Énoncé A: D'après l'extrait choisi, de quelle manière ce premier volet de Star Wars sera-t-il critiqué ?

Extrait choisi:
Quand Lucas scella le sort du blockbuster et oublia de lire Nietzsche

Que ce soit clair: je découvre l'univers Star Wars avec ce film, je n'avais jamais rien vu auparavant et connaissait vaguement les noms devenus culte. Je critiquerai donc ce premier volet comme oeuvre à part, sans réfléchir à ce qui peut se passer par la suite, parce que je suppose qu'une oeuvre doit être jugée de manière indépendante de tout ce qui lui sera ajoutée par la suite. Si Lucas est pas content, il avait qu'à nous pondre un film de 3/4 heures avec tout ce qu'il voulait montrer en une fois.

Données fournies:
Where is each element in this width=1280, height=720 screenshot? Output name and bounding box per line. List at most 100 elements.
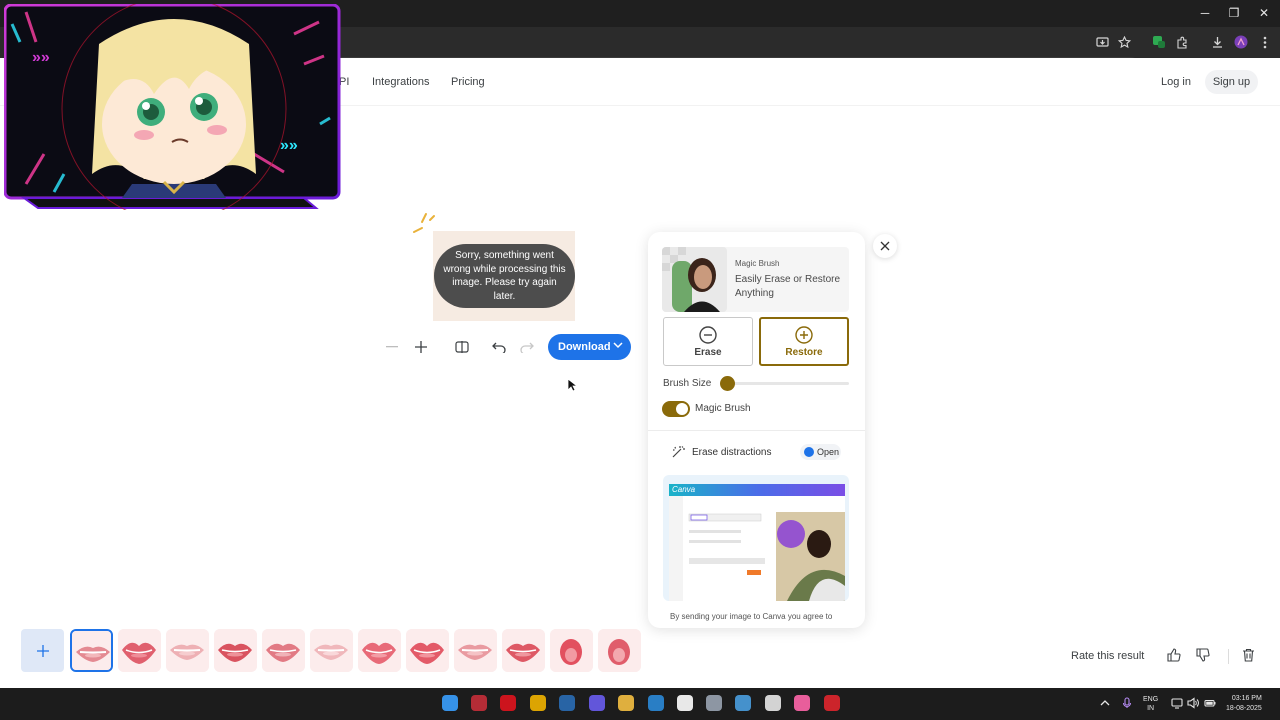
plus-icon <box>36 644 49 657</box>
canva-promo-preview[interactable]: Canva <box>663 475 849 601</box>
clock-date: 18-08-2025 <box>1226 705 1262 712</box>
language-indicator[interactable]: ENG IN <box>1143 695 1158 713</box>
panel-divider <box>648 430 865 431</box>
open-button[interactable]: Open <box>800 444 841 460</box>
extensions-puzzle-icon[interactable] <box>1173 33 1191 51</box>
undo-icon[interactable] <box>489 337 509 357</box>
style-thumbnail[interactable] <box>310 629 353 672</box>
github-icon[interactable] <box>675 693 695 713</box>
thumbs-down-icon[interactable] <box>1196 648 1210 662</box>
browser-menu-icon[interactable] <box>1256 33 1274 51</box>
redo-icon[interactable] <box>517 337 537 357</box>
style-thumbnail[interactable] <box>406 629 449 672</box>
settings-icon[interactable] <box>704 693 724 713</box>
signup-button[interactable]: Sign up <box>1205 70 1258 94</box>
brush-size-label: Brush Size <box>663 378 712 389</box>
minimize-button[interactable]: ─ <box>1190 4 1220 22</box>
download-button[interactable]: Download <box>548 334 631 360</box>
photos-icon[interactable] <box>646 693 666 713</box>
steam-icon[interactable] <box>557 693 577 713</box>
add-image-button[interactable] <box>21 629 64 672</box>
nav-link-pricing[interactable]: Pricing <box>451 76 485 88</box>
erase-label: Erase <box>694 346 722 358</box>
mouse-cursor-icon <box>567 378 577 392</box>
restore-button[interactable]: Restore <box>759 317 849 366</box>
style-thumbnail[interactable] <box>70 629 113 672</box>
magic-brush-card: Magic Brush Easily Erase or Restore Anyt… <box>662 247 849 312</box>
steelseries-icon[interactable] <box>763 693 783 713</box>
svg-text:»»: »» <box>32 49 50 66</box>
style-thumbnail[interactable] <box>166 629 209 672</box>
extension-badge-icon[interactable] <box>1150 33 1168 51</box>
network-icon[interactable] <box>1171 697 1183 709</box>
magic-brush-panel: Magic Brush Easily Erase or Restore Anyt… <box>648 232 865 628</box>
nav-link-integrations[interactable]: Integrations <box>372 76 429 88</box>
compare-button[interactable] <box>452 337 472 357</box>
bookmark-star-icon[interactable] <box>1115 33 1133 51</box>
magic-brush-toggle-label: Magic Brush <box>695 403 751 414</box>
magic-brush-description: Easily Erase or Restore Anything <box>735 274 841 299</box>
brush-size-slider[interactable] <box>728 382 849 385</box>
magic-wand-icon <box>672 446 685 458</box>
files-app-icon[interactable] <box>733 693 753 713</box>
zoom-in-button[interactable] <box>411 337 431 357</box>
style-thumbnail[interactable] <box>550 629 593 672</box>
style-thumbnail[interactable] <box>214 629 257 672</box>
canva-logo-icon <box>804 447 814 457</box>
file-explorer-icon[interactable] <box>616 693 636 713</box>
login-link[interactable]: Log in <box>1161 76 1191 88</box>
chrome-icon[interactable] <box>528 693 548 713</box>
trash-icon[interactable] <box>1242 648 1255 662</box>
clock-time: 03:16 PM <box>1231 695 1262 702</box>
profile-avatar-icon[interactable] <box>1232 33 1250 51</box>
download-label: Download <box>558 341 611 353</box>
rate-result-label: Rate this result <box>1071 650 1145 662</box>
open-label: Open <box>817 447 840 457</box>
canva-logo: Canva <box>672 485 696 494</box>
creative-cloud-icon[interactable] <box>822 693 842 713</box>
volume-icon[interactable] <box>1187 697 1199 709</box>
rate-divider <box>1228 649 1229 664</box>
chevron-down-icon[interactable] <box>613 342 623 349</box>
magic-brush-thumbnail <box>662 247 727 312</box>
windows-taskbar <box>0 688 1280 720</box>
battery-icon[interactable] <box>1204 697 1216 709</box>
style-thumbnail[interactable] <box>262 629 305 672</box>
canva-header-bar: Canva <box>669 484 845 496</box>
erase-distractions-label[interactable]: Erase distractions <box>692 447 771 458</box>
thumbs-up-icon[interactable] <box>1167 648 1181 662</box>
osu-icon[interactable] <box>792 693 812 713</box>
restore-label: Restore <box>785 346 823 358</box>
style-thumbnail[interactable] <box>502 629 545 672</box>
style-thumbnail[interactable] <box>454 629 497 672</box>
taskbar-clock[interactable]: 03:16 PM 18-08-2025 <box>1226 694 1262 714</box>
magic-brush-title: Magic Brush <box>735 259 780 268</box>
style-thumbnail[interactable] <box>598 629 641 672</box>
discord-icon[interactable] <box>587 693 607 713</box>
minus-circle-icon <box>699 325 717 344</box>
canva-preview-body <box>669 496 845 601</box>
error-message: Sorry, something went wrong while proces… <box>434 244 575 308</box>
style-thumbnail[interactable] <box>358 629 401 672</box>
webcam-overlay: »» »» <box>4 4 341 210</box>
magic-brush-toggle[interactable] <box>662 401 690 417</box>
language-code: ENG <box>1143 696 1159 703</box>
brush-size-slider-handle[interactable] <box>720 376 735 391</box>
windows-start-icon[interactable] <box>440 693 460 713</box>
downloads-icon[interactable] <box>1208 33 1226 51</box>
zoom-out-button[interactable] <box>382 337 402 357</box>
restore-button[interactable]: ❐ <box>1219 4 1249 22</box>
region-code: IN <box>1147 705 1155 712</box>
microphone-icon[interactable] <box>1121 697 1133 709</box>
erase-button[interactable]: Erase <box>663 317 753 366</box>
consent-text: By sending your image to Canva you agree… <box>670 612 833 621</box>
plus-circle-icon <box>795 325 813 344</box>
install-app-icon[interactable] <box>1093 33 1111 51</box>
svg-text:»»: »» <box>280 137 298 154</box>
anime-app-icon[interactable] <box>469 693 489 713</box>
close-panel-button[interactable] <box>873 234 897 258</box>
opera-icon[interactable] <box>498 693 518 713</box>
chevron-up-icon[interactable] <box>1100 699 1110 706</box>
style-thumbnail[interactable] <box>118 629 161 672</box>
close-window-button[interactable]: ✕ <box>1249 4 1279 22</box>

Énoncé B: Recopiez, parmi les données, la partie qui s'ouvre sur la ligne contenant "plus-icon <box>36 644 49 657</box>" et se ferme sur la ligne contenant "add-image-button[interactable] <box>21 629", ces deux lignes incluses.

Réponse A: Comme une œuvre à part, sans réfléchir à ce qui peut se passer par la suite.

Réponse B:
plus-icon <box>36 644 49 657</box>
canva-promo-preview[interactable]: Canva <box>663 475 849 601</box>
clock-date: 18-08-2025 <box>1226 705 1262 712</box>
language-indicator[interactable]: ENG IN <box>1143 695 1158 713</box>
panel-divider <box>648 430 865 431</box>
open-button[interactable]: Open <box>800 444 841 460</box>
extensions-puzzle-icon[interactable] <box>1173 33 1191 51</box>
undo-icon[interactable] <box>489 337 509 357</box>
style-thumbnail[interactable] <box>310 629 353 672</box>
github-icon[interactable] <box>675 693 695 713</box>
thumbs-down-icon[interactable] <box>1196 648 1210 662</box>
browser-menu-icon[interactable] <box>1256 33 1274 51</box>
redo-icon[interactable] <box>517 337 537 357</box>
style-thumbnail[interactable] <box>406 629 449 672</box>
settings-icon[interactable] <box>704 693 724 713</box>
signup-button[interactable]: Sign up <box>1205 70 1258 94</box>
brush-size-label: Brush Size <box>663 378 712 389</box>
minimize-button[interactable]: ─ <box>1190 4 1220 22</box>
download-button[interactable]: Download <box>548 334 631 360</box>
photos-icon[interactable] <box>646 693 666 713</box>
steam-icon[interactable] <box>557 693 577 713</box>
add-image-button[interactable] <box>21 629 64 672</box>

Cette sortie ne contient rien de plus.